■ **EXERCISE OBJECTIVE**
Update the lines starting at the one containing "wire Y1 red <box>541 294 567 302</box>" and ending at the one containing "node blue square bus right" by replacing "green" with "lime" and changing nothing else. Give back only those lines.

(Stored items)

··········

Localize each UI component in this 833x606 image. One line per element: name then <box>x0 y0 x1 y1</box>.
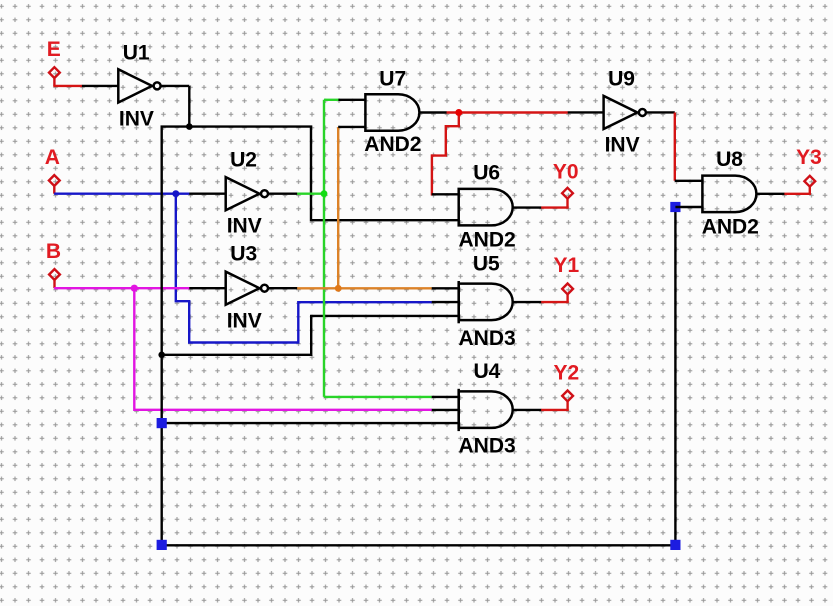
wire Y1 red <box>541 294 567 302</box>
wire orange vertical to U7 lower input <box>337 127 339 288</box>
svg-text:INV: INV <box>605 134 640 157</box>
wire B branch magenta to U4 <box>134 288 432 410</box>
svg-text:U7: U7 <box>379 68 406 91</box>
svg-text:U1: U1 <box>123 41 150 64</box>
svg-text:Y2: Y2 <box>554 362 580 385</box>
wire green vertical <box>323 100 325 397</box>
wire green to U7 top input <box>324 99 340 101</box>
wire black stub U7 lower input <box>338 126 365 128</box>
wire U2 output green <box>297 192 324 194</box>
node blue square bus right <box>670 540 680 550</box>
svg-text:INV: INV <box>227 309 262 332</box>
wire Y2 red <box>541 401 567 410</box>
inverter U1 <box>82 69 189 102</box>
wire U9 output red down <box>674 112 676 180</box>
wire Y0 red <box>541 199 567 208</box>
AND gate U5 <box>432 281 542 323</box>
wire Y3 red <box>784 187 809 194</box>
svg-text:AND2: AND2 <box>364 133 421 156</box>
wire red staircase to U6 top input <box>432 113 459 195</box>
junction B magenta <box>131 285 138 292</box>
svg-text:U2: U2 <box>230 149 257 172</box>
inverter U9 <box>568 96 675 129</box>
wire black stub U8 top input <box>675 180 703 182</box>
wire U7 output red to U9 <box>447 111 568 113</box>
svg-text:Y0: Y0 <box>553 160 579 183</box>
svg-text:U6: U6 <box>473 162 500 185</box>
svg-text:Y1: Y1 <box>554 254 580 277</box>
svg-text:U3: U3 <box>230 243 257 266</box>
port Y1 <box>562 284 573 295</box>
port A <box>49 175 60 194</box>
junction orange <box>335 285 342 292</box>
wire branch to U5 lower input <box>162 316 432 355</box>
svg-text:U8: U8 <box>716 148 743 171</box>
junction A blue <box>172 190 179 197</box>
node blue square U8 input <box>670 202 680 212</box>
wire E red <box>53 85 82 87</box>
AND gate U4 <box>432 389 542 431</box>
port Y3 <box>804 176 815 187</box>
port B <box>49 269 60 288</box>
wire U1 net right to U6 lower input <box>189 127 432 221</box>
inverter U3 <box>189 272 297 305</box>
wire A blue <box>54 192 190 194</box>
inverter U2 <box>189 177 297 210</box>
svg-text:E: E <box>47 38 61 61</box>
wire green to U4 top input <box>324 396 432 398</box>
wire branch to U4 lower input <box>162 422 432 424</box>
svg-text:AND3: AND3 <box>459 327 516 350</box>
svg-text:Y3: Y3 <box>796 146 822 169</box>
svg-text:INV: INV <box>227 215 262 238</box>
AND gate U8 <box>702 176 784 213</box>
AND gate U7 <box>338 94 446 131</box>
junction U1 out <box>186 123 193 130</box>
wire bottom bus <box>162 207 676 545</box>
wire B magenta <box>54 287 190 289</box>
svg-text:U9: U9 <box>608 67 635 90</box>
junction on vertical <box>158 352 165 359</box>
port Y0 <box>562 188 573 199</box>
wire A branch blue staircase to U5 <box>176 194 432 343</box>
node blue square bus left <box>157 540 167 550</box>
wire U1 net left + long vertical <box>162 127 190 545</box>
junction green <box>321 190 328 197</box>
junction red <box>455 109 462 116</box>
svg-text:U4: U4 <box>474 360 501 383</box>
svg-text:B: B <box>46 240 61 263</box>
AND gate U6 <box>432 189 542 226</box>
svg-text:AND3: AND3 <box>459 435 516 458</box>
port E <box>49 67 60 86</box>
svg-text:AND2: AND2 <box>459 228 516 251</box>
port Y2 <box>562 391 573 402</box>
wire U1 output down <box>188 86 190 127</box>
wire U3 output orange to U5 top input <box>297 287 432 289</box>
svg-text:A: A <box>45 146 60 169</box>
svg-text:AND2: AND2 <box>702 215 759 238</box>
svg-text:U5: U5 <box>473 253 500 276</box>
node blue square U4 branch <box>157 418 167 428</box>
wire black stub U8 bottom input <box>675 206 702 208</box>
svg-text:INV: INV <box>119 107 154 130</box>
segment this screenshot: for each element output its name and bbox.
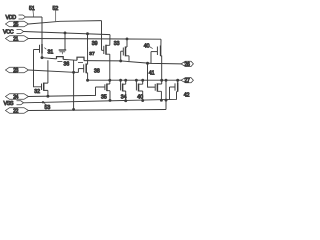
wire VSS line: [24, 92, 177, 103]
terminal 27: [181, 78, 193, 85]
transistor 41: [155, 83, 162, 91]
wire T35 source to VSS: [109, 91, 111, 101]
transistor 31: [34, 44, 43, 54]
transistor 36 inline: [57, 57, 64, 62]
terminal VCC: [3, 30, 24, 36]
svg-text:38: 38: [94, 68, 100, 74]
junction VSS at 43: [42, 101, 44, 103]
svg-text:26: 26: [184, 62, 190, 68]
wire 21 drop to T39: [126, 39, 128, 47]
wire T39 gate to node A: [120, 51, 122, 61]
svg-text:37: 37: [89, 51, 95, 57]
wire T39 source to node A: [128, 56, 130, 61]
junction 22 line at 73.6: [72, 108, 75, 111]
transistor 32: [42, 83, 48, 91]
transistor 38: [78, 64, 87, 74]
wire node B drop to 22 line: [165, 80, 167, 109]
wire T41 source to VSS: [160, 91, 162, 100]
wire node A segment b: [63, 58, 77, 61]
junction 24 line: [46, 95, 49, 98]
junction VSS at 110: [109, 99, 112, 102]
junction node B at 136.4: [135, 79, 138, 82]
label 53: [44, 103, 50, 112]
label 51: [29, 6, 35, 17]
junction VCC bus at 65: [64, 31, 67, 34]
wire 23 line: [29, 70, 79, 72]
junction node B at 177.7: [176, 79, 179, 82]
wire VCC drop to pass gate: [64, 33, 66, 50]
transistor 42: [170, 80, 178, 99]
label 52: [53, 6, 59, 21]
svg-text:42: 42: [184, 93, 190, 99]
junction node B at 109.8: [108, 79, 111, 82]
svg-text:34: 34: [121, 95, 127, 101]
wire T34 drain to node B: [125, 80, 127, 84]
wire 24 line: [29, 87, 96, 97]
svg-text:40: 40: [144, 44, 150, 50]
wire 52 bus: [29, 21, 102, 24]
wire 23 drop to 22 line: [73, 60, 75, 109]
junction VSS at 125.7: [124, 99, 127, 102]
svg-text:36: 36: [64, 62, 70, 68]
junction node B at 120.6: [119, 79, 122, 82]
wire VCC drop to T38: [87, 34, 89, 65]
svg-text:33: 33: [114, 41, 120, 47]
transistor 40: [151, 46, 161, 57]
terminal VSS: [4, 101, 24, 107]
wire T31 to node A: [41, 54, 43, 58]
svg-text:VDD: VDD: [6, 15, 17, 21]
wire 22 line: [29, 110, 167, 111]
wire T32 drain to node A: [47, 60, 49, 83]
junction node A at 147.5: [146, 62, 149, 65]
wire VDD drop: [41, 17, 43, 44]
wire T41 gate feed: [148, 63, 156, 87]
label 40 top: [144, 44, 153, 50]
wire node A segment c: [84, 61, 181, 64]
svg-text:VSS: VSS: [4, 101, 14, 107]
terminal 25: [6, 21, 29, 28]
terminal 24: [6, 94, 29, 101]
junction node A at 120.7: [119, 59, 122, 62]
terminal 26: [181, 61, 193, 68]
transistor 34: [121, 80, 126, 91]
terminal 21: [6, 36, 29, 43]
junction node B: [86, 79, 89, 82]
transistor 35: [96, 84, 111, 92]
svg-text:VCC: VCC: [3, 30, 14, 36]
wire T40 source to node B: [161, 56, 162, 84]
wire cross couple: [34, 50, 42, 87]
svg-text:39: 39: [92, 41, 98, 47]
wire 51 VDD: [26, 16, 43, 18]
junction node B at 142.7: [141, 79, 144, 82]
svg-text:40: 40: [137, 95, 143, 101]
wire T34 source to VSS: [125, 91, 127, 101]
wire T32 source to 24 line: [47, 90, 49, 96]
svg-text:22: 22: [13, 109, 18, 115]
junction node B at 125.7: [124, 79, 127, 82]
pass transistor top bar: [59, 50, 66, 54]
wire T33 source to node B: [109, 54, 111, 84]
wire T40b drain to node B: [142, 80, 144, 84]
wire T40b source to VSS: [142, 91, 144, 101]
transistor 33: [102, 45, 110, 55]
junction node B at 166: [165, 79, 168, 82]
junction VSS at 142.7: [141, 99, 144, 102]
wire 21 end drop: [160, 39, 162, 45]
wire T38 to node B: [87, 73, 89, 80]
wire T40 gate to node A: [150, 52, 152, 64]
wire 21 bus: [29, 38, 162, 41]
terminal 23: [6, 67, 29, 74]
junction VSS at 161.4: [160, 99, 163, 102]
svg-text:41: 41: [149, 70, 155, 76]
svg-text:21: 21: [13, 37, 18, 43]
transistor 40b: [136, 80, 142, 91]
wire VCC bus: [24, 32, 111, 35]
junction VSS at 166: [165, 99, 168, 102]
terminal 22: [6, 108, 29, 115]
junction VCC bus at 87.5: [86, 32, 89, 35]
svg-text:24: 24: [13, 95, 18, 101]
wire T38 gate drop: [77, 69, 79, 73]
junction 21 bus at 127: [126, 37, 129, 40]
svg-text:25: 25: [13, 22, 18, 28]
wire node B: [88, 79, 181, 81]
wire node A segment a: [42, 58, 57, 59]
svg-text:51: 51: [29, 6, 35, 12]
svg-text:23: 23: [13, 68, 18, 74]
svg-text:27: 27: [184, 78, 190, 84]
svg-text:35: 35: [101, 95, 107, 101]
terminal VDD: [6, 15, 26, 21]
junction node B at 161.7: [160, 79, 163, 82]
svg-text:32: 32: [34, 89, 40, 95]
junction node A: [41, 56, 44, 59]
wire VCC end drop: [109, 35, 111, 46]
transistor 39: [121, 47, 129, 57]
junction 23 line: [72, 71, 75, 74]
svg-text:31: 31: [48, 50, 54, 56]
wire 52 drop: [101, 21, 103, 51]
transistor 37 inline: [77, 57, 84, 62]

··········

■ **EXERCISE RESPONSE**
wire Y1 red <box>541 294 567 302</box>
wire orange vertical to U7 lower input <box>337 127 339 288</box>
svg-text:INV: INV <box>605 134 640 157</box>
wire B branch magenta to U4 <box>134 288 432 410</box>
svg-text:U7: U7 <box>379 68 406 91</box>
svg-text:U1: U1 <box>123 41 150 64</box>
svg-text:Y2: Y2 <box>554 362 580 385</box>
wire lime vertical <box>323 100 325 397</box>
wire lime to U7 top input <box>324 99 340 101</box>
wire black stub U7 lower input <box>338 126 365 128</box>
wire U2 output lime <box>297 192 324 194</box>
node blue square bus right <box>670 540 680 550</box>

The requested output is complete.